Extracted data entries

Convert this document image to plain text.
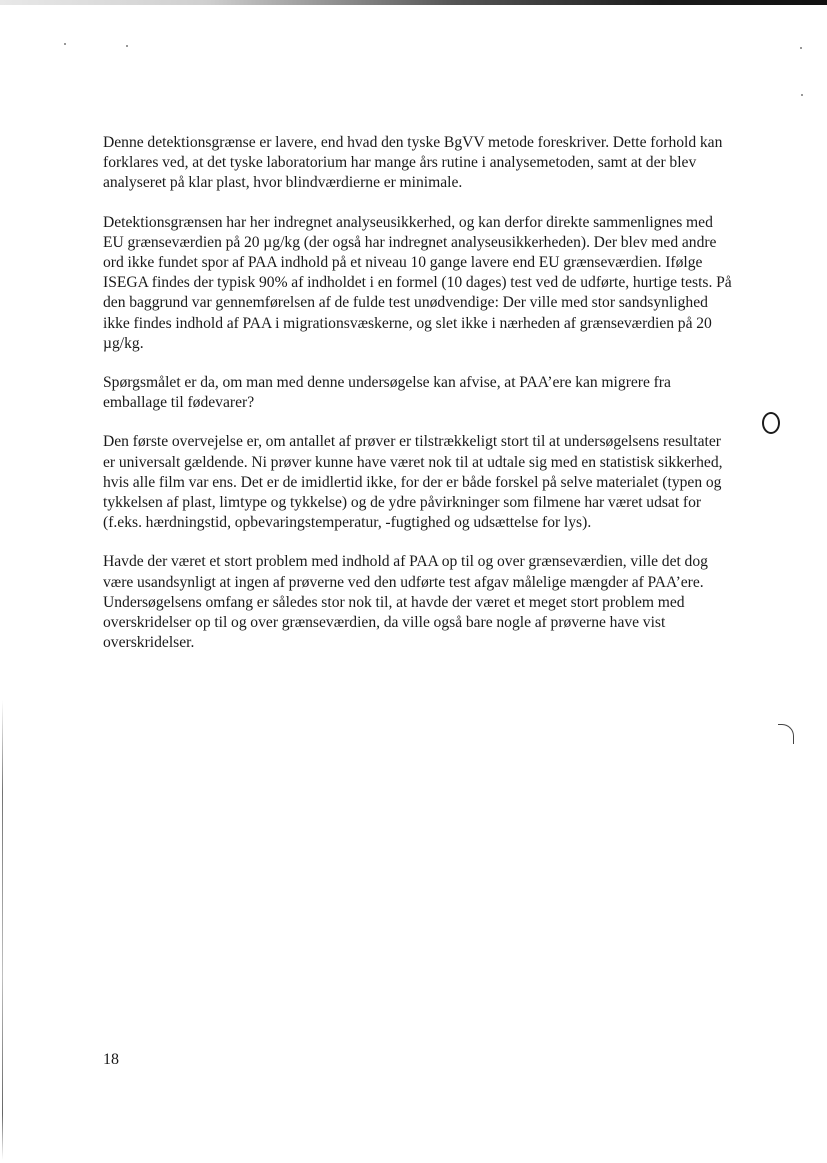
Denne detektionsgrænse er lavere, end hvad den tyske BgVV metode foreskriver. Dette forhold kan forklares ved, at det tyske laboratorium har mange års rutine i analysemetoden, samt at der blev analyseret på klar plast, hvor blindværdierne er minimale.

Detektionsgrænsen har her indregnet analyseusikkerhed, og kan derfor direkte sammenlignes med EU grænseværdien på 20 µg/kg (der også har indregnet analyseusikkerheden). Der blev med andre ord ikke fundet spor af PAA indhold på et niveau 10 gange lavere end EU grænseværdien. Ifølge ISEGA findes der typisk 90% af indholdet i en formel (10 dages) test ved de udførte, hurtige tests. På den baggrund var gennemførelsen af de fulde test unødvendige: Der ville med stor sandsynlighed ikke findes indhold af PAA i migrationsvæskerne, og slet ikke i nærheden af grænseværdien på 20 µg/kg.

Spørgsmålet er da, om man med denne undersøgelse kan afvise, at PAA’ere kan migrere fra emballage til fødevarer?

Den første overvejelse er, om antallet af prøver er tilstrækkeligt stort til at undersøgelsens resultater er universalt gældende. Ni prøver kunne have været nok til at udtale sig med en statistisk sikkerhed, hvis alle film var ens. Det er de imidlertid ikke, for der er både forskel på selve materialet (typen og tykkelsen af plast, limtype og tykkelse) og de ydre påvirkninger som filmene har været udsat for (f.eks. hærdningstid, opbevaringstemperatur, -fugtighed og udsættelse for lys).

Havde der været et stort problem med indhold af PAA op til og over grænseværdien, ville det dog være usandsynligt at ingen af prøverne ved den udførte test afgav målelige mængder af PAA’ere. Undersøgelsens omfang er således stor nok til, at havde der været et meget stort problem med overskridelser op til og over grænseværdien, da ville også bare nogle af prøverne have vist overskridelser.

18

» Job
Among the entries above, how many lines hold the string "grænseværdien"? Give the number by itself.

» Full response
2